- Also known as: Chrispa (stage name)
- Born: Chrysanthi-Pagona Pytiropoulou 7 December 1982 (age 43)
- Origin: Athens, Greece
- Genres: Modern laïka
- Occupation: Singer
- Years active: 2003–present
- Labels: Alpha Records (2003) Minos EMI (2004–2012) Loca Records/The Spicy Effect (2012) EMI (2013–present)

= Chrispa =

Greek singer (born 1982)

Chrysanthi-Pagona Pytiropoulou (Χρυσάνθη-Παγώνα Πυτιροπούλου; born 7 December 1982), better known as Chrispa (Χρύσπα) is a Greek singer. She has released five studio albums.

==Early life==
Chrispa was born Chrisanthi-Pagona Pitiropoulou (Chris-pa) in Athens, Greece on 7 December 1982. At the age of five, she moved to Pireus, Greece where she began to experiment with music and dance. Originally, she had no dream to become a singer, and loved ballet. After thirteen years of ballet, she left it behind partly because of her short height, and pursued musical instruments, taking courses at her school for phonetics, piano and guitar.

(Dataset items)
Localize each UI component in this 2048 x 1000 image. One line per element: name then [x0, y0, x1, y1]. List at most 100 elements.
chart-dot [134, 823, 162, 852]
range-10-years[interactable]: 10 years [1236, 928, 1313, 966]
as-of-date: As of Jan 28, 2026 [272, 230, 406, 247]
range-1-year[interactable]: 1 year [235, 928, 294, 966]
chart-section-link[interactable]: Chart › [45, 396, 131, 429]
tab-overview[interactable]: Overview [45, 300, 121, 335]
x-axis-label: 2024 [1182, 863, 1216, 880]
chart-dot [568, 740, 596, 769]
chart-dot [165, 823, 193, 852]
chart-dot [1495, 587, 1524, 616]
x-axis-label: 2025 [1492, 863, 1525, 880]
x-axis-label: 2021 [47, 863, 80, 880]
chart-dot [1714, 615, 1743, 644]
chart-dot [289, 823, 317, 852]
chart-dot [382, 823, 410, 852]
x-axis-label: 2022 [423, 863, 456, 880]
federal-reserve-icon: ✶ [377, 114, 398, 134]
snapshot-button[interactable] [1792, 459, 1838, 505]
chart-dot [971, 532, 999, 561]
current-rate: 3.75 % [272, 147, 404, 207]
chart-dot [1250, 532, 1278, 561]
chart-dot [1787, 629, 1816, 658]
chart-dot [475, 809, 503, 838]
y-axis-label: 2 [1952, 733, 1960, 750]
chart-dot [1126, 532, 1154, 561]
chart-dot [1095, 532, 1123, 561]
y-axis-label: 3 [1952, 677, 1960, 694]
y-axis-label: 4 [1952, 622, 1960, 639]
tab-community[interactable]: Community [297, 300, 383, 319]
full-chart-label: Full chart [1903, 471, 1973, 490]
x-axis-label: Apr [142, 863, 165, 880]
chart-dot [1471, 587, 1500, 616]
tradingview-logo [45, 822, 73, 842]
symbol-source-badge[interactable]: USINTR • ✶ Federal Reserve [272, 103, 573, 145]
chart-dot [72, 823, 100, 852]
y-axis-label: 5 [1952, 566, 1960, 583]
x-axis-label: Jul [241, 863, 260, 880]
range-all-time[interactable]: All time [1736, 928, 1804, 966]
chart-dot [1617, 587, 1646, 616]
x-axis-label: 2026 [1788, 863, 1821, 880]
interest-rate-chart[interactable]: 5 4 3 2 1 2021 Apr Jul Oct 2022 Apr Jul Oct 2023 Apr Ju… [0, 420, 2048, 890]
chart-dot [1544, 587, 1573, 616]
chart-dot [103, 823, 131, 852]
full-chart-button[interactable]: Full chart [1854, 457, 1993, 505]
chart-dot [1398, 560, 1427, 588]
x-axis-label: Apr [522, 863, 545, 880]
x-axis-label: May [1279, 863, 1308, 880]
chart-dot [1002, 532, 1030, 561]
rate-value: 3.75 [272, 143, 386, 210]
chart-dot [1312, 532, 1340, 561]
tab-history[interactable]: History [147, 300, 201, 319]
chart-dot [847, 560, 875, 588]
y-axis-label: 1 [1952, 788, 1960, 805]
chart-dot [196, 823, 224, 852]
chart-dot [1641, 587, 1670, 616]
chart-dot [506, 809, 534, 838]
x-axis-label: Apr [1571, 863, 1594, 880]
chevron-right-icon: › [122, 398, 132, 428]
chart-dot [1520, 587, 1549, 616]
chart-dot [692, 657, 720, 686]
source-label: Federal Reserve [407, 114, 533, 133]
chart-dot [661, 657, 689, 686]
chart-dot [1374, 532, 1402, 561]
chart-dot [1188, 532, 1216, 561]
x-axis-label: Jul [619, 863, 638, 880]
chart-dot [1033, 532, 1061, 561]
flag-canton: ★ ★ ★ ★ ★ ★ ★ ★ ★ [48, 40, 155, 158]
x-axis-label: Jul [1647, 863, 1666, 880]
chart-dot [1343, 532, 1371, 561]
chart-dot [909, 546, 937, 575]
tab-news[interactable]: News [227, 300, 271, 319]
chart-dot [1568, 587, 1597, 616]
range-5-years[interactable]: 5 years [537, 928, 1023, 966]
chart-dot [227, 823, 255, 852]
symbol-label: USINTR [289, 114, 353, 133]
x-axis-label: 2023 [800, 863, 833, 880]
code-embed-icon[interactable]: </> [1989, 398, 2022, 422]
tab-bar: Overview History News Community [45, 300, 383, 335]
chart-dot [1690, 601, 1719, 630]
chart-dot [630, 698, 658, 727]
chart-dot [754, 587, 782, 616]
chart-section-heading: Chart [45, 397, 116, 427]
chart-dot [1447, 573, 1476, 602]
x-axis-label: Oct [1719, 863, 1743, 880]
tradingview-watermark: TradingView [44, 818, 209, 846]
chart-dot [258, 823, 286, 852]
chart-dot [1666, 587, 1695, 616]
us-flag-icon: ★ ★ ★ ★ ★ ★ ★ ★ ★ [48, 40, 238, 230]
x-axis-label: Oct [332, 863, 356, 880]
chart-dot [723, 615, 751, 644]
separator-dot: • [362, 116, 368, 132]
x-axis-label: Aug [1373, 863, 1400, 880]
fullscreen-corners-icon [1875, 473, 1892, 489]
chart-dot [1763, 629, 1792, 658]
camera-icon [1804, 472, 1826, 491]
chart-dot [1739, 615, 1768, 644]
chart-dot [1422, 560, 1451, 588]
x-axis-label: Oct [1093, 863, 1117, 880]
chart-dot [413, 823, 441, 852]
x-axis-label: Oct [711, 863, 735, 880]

**GIVEN PROBLEM**
Extract the full Chrispa article above, word for word from start to end. The dataset items are separate material and have no connection to the Chrispa article.

**EXERCISE SOLUTION**
- Also known as: Chrispa (stage name)
- Born: Chrysanthi-Pagona Pytiropoulou 7 December 1982 (age 43)
- Origin: Athens, Greece
- Genres: Modern laïka
- Occupation: Singer
- Years active: 2003–present
- Labels: Alpha Records (2003) Minos EMI (2004–2012) Loca Records/The Spicy Effect (2012) EMI (2013–present)

= Chrispa =

Greek singer (born 1982)

Chrysanthi-Pagona Pytiropoulou (Χρυσάνθη-Παγώνα Πυτιροπούλου; born 7 December 1982), better known as Chrispa (Χρύσπα) is a Greek singer. She has released five studio albums.

==Early life==
Chrispa was born Chrisanthi-Pagona Pitiropoulou (Chris-pa) in Athens, Greece on 7 December 1982. At the age of five, she moved to Pireus, Greece where she began to experiment with music and dance. Originally, she had no dream to become a singer, and loved ballet. After thirteen years of ballet, she left it behind partly because of her short height, and pursued musical instruments, taking courses at her school for phonetics, piano and guitar.